*** Opening of Entries supplied ***

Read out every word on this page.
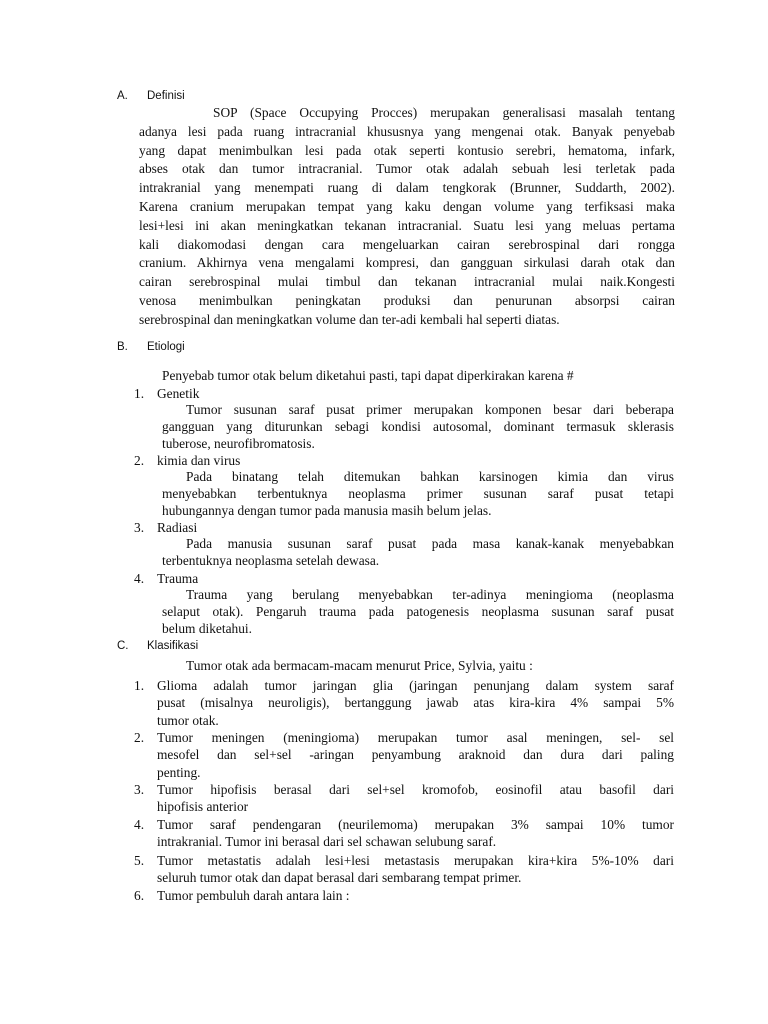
A. Definisi
SOP (Space Occupying Procces) merupakan generalisasi masalah tentang
adanya lesi pada ruang intracranial khususnya yang mengenai otak. Banyak penyebab
yang dapat menimbulkan lesi pada otak seperti kontusio serebri, hematoma, infark,
abses otak dan tumor intracranial. Tumor otak adalah sebuah lesi terletak pada
intrakranial yang menempati ruang di dalam tengkorak (Brunner, Suddarth, 2002).
Karena cranium merupakan tempat yang kaku dengan volume yang terfiksasi maka
lesi+lesi ini akan meningkatkan tekanan intracranial. Suatu lesi yang meluas pertama
kali diakomodasi dengan cara mengeluarkan cairan serebrospinal dari rongga
cranium. Akhirnya vena mengalami kompresi, dan gangguan sirkulasi darah otak dan
cairan serebrospinal mulai timbul dan tekanan intracranial mulai naik.Kongesti
venosa menimbulkan peningkatan produksi dan penurunan absorpsi cairan
serebrospinal dan meningkatkan volume dan ter-adi kembali hal seperti diatas.
B. Etiologi
Penyebab tumor otak belum diketahui pasti, tapi dapat diperkirakan karena #
1. Genetik
Tumor susunan saraf pusat primer merupakan komponen besar dari beberapa
gangguan yang diturunkan sebagi kondisi autosomal, dominant termasuk sklerasis
tuberose, neurofibromatosis.
2. kimia dan virus
Pada binatang telah ditemukan bahkan karsinogen kimia dan virus
menyebabkan terbentuknya neoplasma primer susunan saraf pusat tetapi
hubungannya dengan tumor pada manusia masih belum jelas.
3. Radiasi
Pada manusia susunan saraf pusat pada masa kanak-kanak menyebabkan
terbentuknya neoplasma setelah dewasa.
4. Trauma
Trauma yang berulang menyebabkan ter-adinya meningioma (neoplasma
selaput otak). Pengaruh trauma pada patogenesis neoplasma susunan saraf pusat
belum diketahui.
C. Klasifikasi
Tumor otak ada bermacam-macam menurut Price, Sylvia, yaitu :
1. Glioma adalah tumor jaringan glia (jaringan penunjang dalam system saraf
pusat (misalnya neuroligis), bertanggung jawab atas kira-kira 4% sampai 5%
tumor otak.
2. Tumor meningen (meningioma) merupakan tumor asal meningen, sel- sel
mesofel dan sel+sel -aringan penyambung araknoid dan dura dari paling
penting.
3. Tumor hipofisis berasal dari sel+sel kromofob, eosinofil atau basofil dari
hipofisis anterior
4. Tumor saraf pendengaran (neurilemoma) merupakan 3% sampai 10% tumor
intrakranial. Tumor ini berasal dari sel schawan selubung saraf.
5. Tumor metastatis adalah lesi+lesi metastasis merupakan kira+kira 5%-10% dari
seluruh tumor otak dan dapat berasal dari sembarang tempat primer.
6. Tumor pembuluh darah antara lain :
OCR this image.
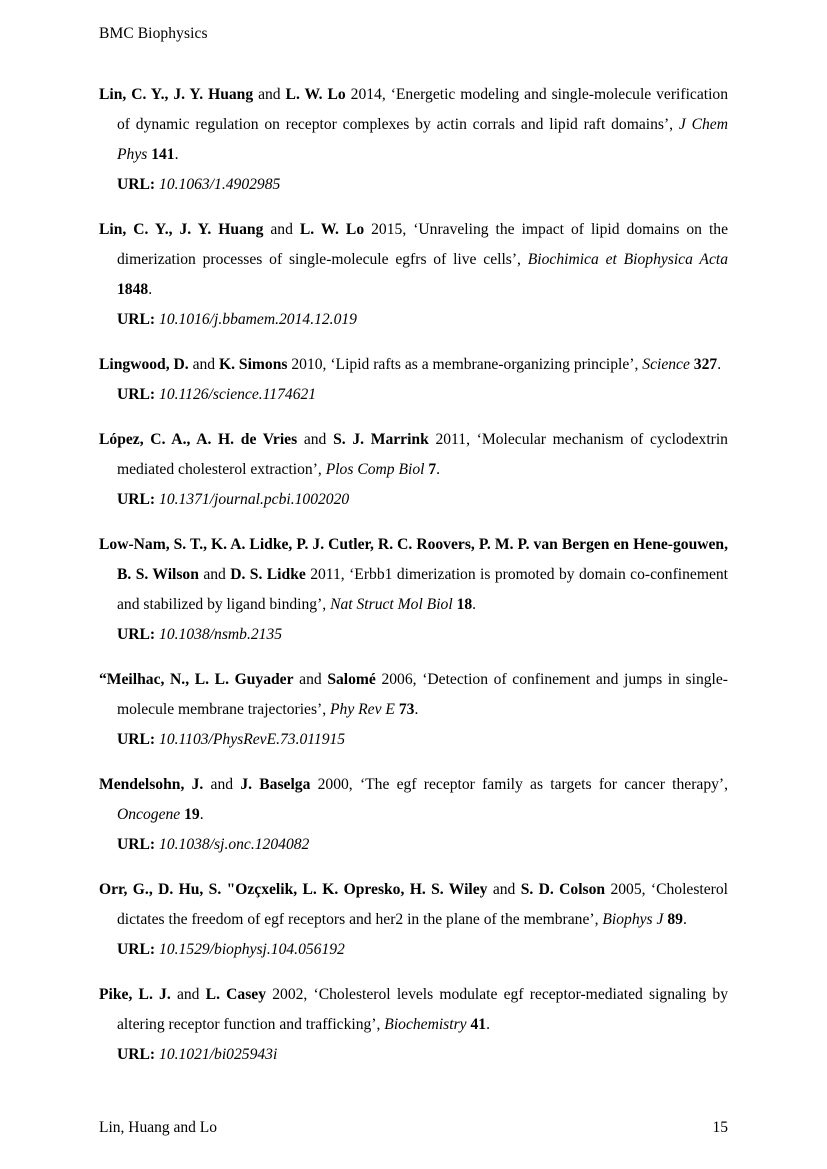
BMC Biophysics
Lin, C. Y., J. Y. Huang and L. W. Lo 2014, ‘Energetic modeling and single-molecule verification of dynamic regulation on receptor complexes by actin corrals and lipid raft domains’, J Chem Phys 141.
URL: 10.1063/1.4902985
Lin, C. Y., J. Y. Huang and L. W. Lo 2015, ‘Unraveling the impact of lipid domains on the dimerization processes of single-molecule egfrs of live cells’, Biochimica et Biophysica Acta 1848.
URL: 10.1016/j.bbamem.2014.12.019
Lingwood, D. and K. Simons 2010, ‘Lipid rafts as a membrane-organizing principle’, Science 327.
URL: 10.1126/science.1174621
López, C. A., A. H. de Vries and S. J. Marrink 2011, ‘Molecular mechanism of cyclodextrin mediated cholesterol extraction’, Plos Comp Biol 7.
URL: 10.1371/journal.pcbi.1002020
Low-Nam, S. T., K. A. Lidke, P. J. Cutler, R. C. Roovers, P. M. P. van Bergen en Hene-gouwen, B. S. Wilson and D. S. Lidke 2011, ‘Erbb1 dimerization is promoted by domain co-confinement and stabilized by ligand binding’, Nat Struct Mol Biol 18.
URL: 10.1038/nsmb.2135
“Meilhac, N., L. L. Guyader and Salomé 2006, ‘Detection of confinement and jumps in single-molecule membrane trajectories’, Phy Rev E 73.
URL: 10.1103/PhysRevE.73.011915
Mendelsohn, J. and J. Baselga 2000, ‘The egf receptor family as targets for cancer therapy’, Oncogene 19.
URL: 10.1038/sj.onc.1204082
Orr, G., D. Hu, S. "Ozçxelik, L. K. Opresko, H. S. Wiley and S. D. Colson 2005, ‘Cholesterol dictates the freedom of egf receptors and her2 in the plane of the membrane’, Biophys J 89.
URL: 10.1529/biophysj.104.056192
Pike, L. J. and L. Casey 2002, ‘Cholesterol levels modulate egf receptor-mediated signaling by altering receptor function and trafficking’, Biochemistry 41.
URL: 10.1021/bi025943i
Lin, Huang and Lo	15
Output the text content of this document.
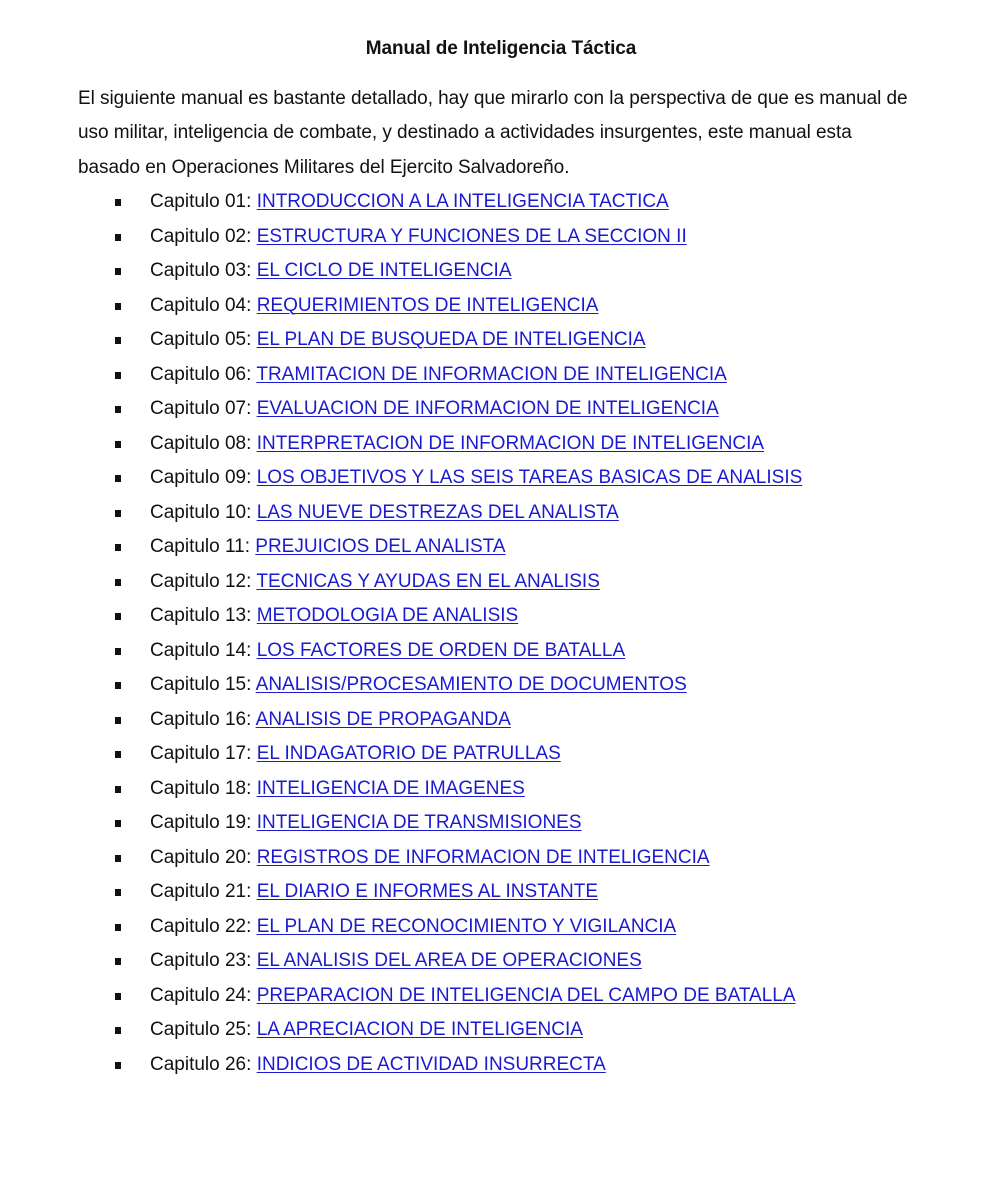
Manual de Inteligencia Táctica

El siguiente manual es bastante detallado, hay que mirarlo con la perspectiva de que es manual de uso militar, inteligencia de combate, y destinado a actividades insurgentes, este manual esta basado en Operaciones Militares del Ejercito Salvadoreño.

Capitulo 01: INTRODUCCION A LA INTELIGENCIA TACTICA
Capitulo 02: ESTRUCTURA Y FUNCIONES DE LA SECCION II
Capitulo 03: EL CICLO DE INTELIGENCIA
Capitulo 04: REQUERIMIENTOS DE INTELIGENCIA
Capitulo 05: EL PLAN DE BUSQUEDA DE INTELIGENCIA
Capitulo 06: TRAMITACION DE INFORMACION DE INTELIGENCIA
Capitulo 07: EVALUACION DE INFORMACION DE INTELIGENCIA
Capitulo 08: INTERPRETACION DE INFORMACION DE INTELIGENCIA
Capitulo 09: LOS OBJETIVOS Y LAS SEIS TAREAS BASICAS DE ANALISIS
Capitulo 10: LAS NUEVE DESTREZAS DEL ANALISTA
Capitulo 11: PREJUICIOS DEL ANALISTA
Capitulo 12: TECNICAS Y AYUDAS EN EL ANALISIS
Capitulo 13: METODOLOGIA DE ANALISIS
Capitulo 14: LOS FACTORES DE ORDEN DE BATALLA
Capitulo 15: ANALISIS/PROCESAMIENTO DE DOCUMENTOS
Capitulo 16: ANALISIS DE PROPAGANDA
Capitulo 17: EL INDAGATORIO DE PATRULLAS
Capitulo 18: INTELIGENCIA DE IMAGENES
Capitulo 19: INTELIGENCIA DE TRANSMISIONES
Capitulo 20: REGISTROS DE INFORMACION DE INTELIGENCIA
Capitulo 21: EL DIARIO E INFORMES AL INSTANTE
Capitulo 22: EL PLAN DE RECONOCIMIENTO Y VIGILANCIA
Capitulo 23: EL ANALISIS DEL AREA DE OPERACIONES
Capitulo 24: PREPARACION DE INTELIGENCIA DEL CAMPO DE BATALLA
Capitulo 25: LA APRECIACION DE INTELIGENCIA
Capitulo 26: INDICIOS DE ACTIVIDAD INSURRECTA
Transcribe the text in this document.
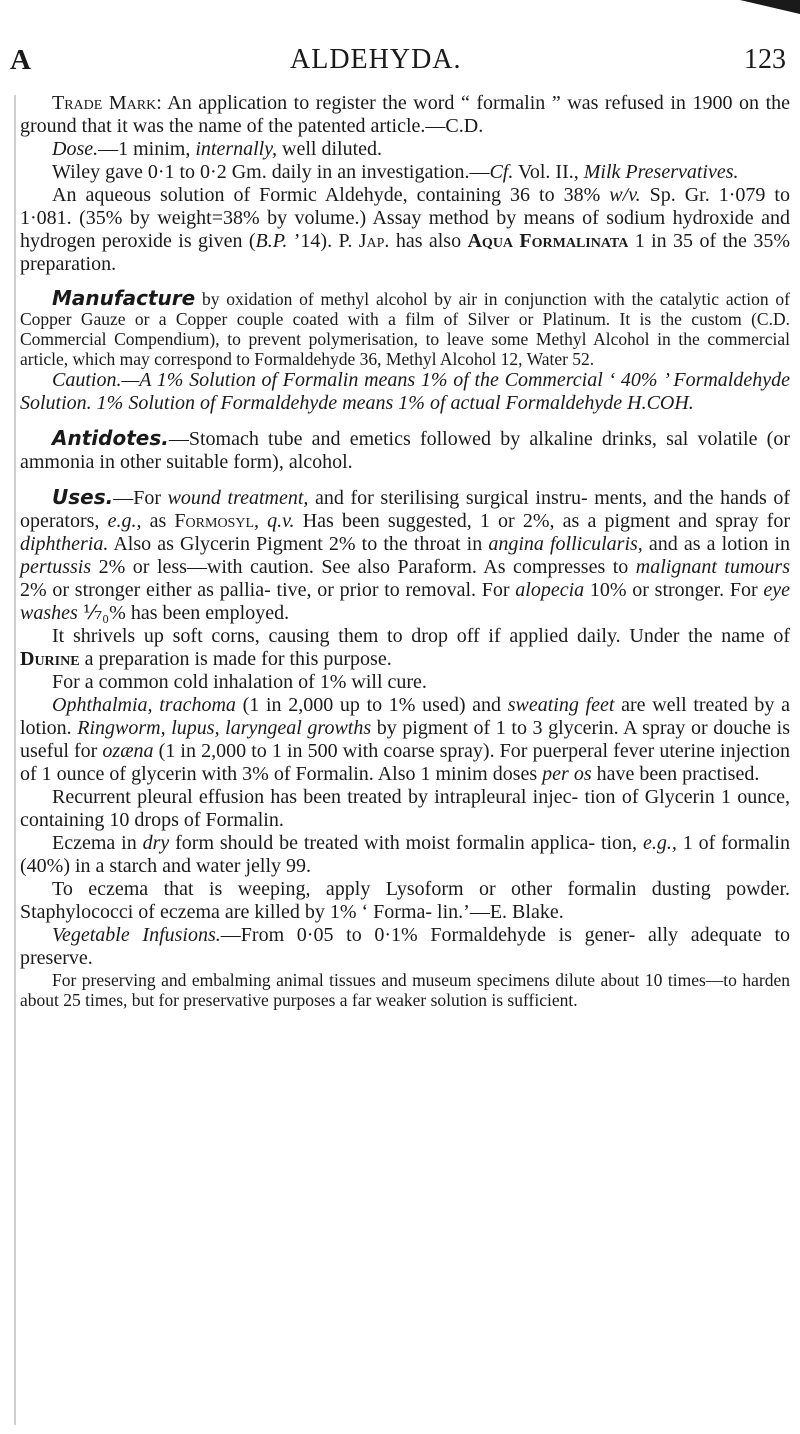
A	ALDEHYDA.	123

Trade Mark: An application to register the word “ formalin ” was refused in 1900 on the ground that it was the name of the patented article.—C.D.

Dose.—1 minim, internally, well diluted.

Wiley gave 0·1 to 0·2 Gm. daily in an investigation.—Cf. Vol. II., Milk Preservatives.

An aqueous solution of Formic Aldehyde, containing 36 to 38% w/v. Sp. Gr. 1·079 to 1·081. (35% by weight=38% by volume.) Assay method by means of sodium hydroxide and hydrogen peroxide is given (B.P. ’14). P. Jap. has also Aqua Formalinata 1 in 35 of the 35% preparation.

Manufacture by oxidation of methyl alcohol by air in conjunction with the catalytic action of Copper Gauze or a Copper couple coated with a film of Silver or Platinum. It is the custom (C.D. Commercial Compendium), to prevent polymerisation, to leave some Methyl Alcohol in the commercial article, which may correspond to Formaldehyde 36, Methyl Alcohol 12, Water 52.

Caution.—A 1% Solution of Formalin means 1% of the Commercial ‘ 40% ’ Formaldehyde Solution. 1% Solution of Formaldehyde means 1% of actual Formaldehyde H.COH.

Antidotes.—Stomach tube and emetics followed by alkaline drinks, sal volatile (or ammonia in other suitable form), alcohol.

Uses.—For wound treatment, and for sterilising surgical instru- ments, and the hands of operators, e.g., as Formosyl, q.v. Has been suggested, 1 or 2%, as a pigment and spray for diphtheria. Also as Glycerin Pigment 2% to the throat in angina follicularis, and as a lotion in pertussis 2% or less—with caution. See also Paraform. As compresses to malignant tumours 2% or stronger either as pallia- tive, or prior to removal. For alopecia 10% or stronger. For eye washes ⅐₀% has been employed.

It shrivels up soft corns, causing them to drop off if applied daily. Under the name of Durine a preparation is made for this purpose.

For a common cold inhalation of 1% will cure.

Ophthalmia, trachoma (1 in 2,000 up to 1% used) and sweating feet are well treated by a lotion. Ringworm, lupus, laryngeal growths by pigment of 1 to 3 glycerin. A spray or douche is useful for ozæna (1 in 2,000 to 1 in 500 with coarse spray). For puerperal fever uterine injection of 1 ounce of glycerin with 3% of Formalin. Also 1 minim doses per os have been practised.

Recurrent pleural effusion has been treated by intrapleural injec- tion of Glycerin 1 ounce, containing 10 drops of Formalin.

Eczema in dry form should be treated with moist formalin applica- tion, e.g., 1 of formalin (40%) in a starch and water jelly 99.

To eczema that is weeping, apply Lysoform or other formalin dusting powder. Staphylococci of eczema are killed by 1% ‘ Forma- lin.’—E. Blake.

Vegetable Infusions.—From 0·05 to 0·1% Formaldehyde is gener- ally adequate to preserve.

For preserving and embalming animal tissues and museum specimens dilute about 10 times—to harden about 25 times, but for preservative purposes a far weaker solution is sufficient.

*** Close of Entries supplied ***

| About this exercise |
Copy every line in the data above that has the string "meningkatkan" in it.

| Your response |
lesi+lesi ini akan meningkatkan tekanan intracranial. Suatu lesi yang meluas pertama
serebrospinal dan meningkatkan volume dan ter-adi kembali hal seperti diatas.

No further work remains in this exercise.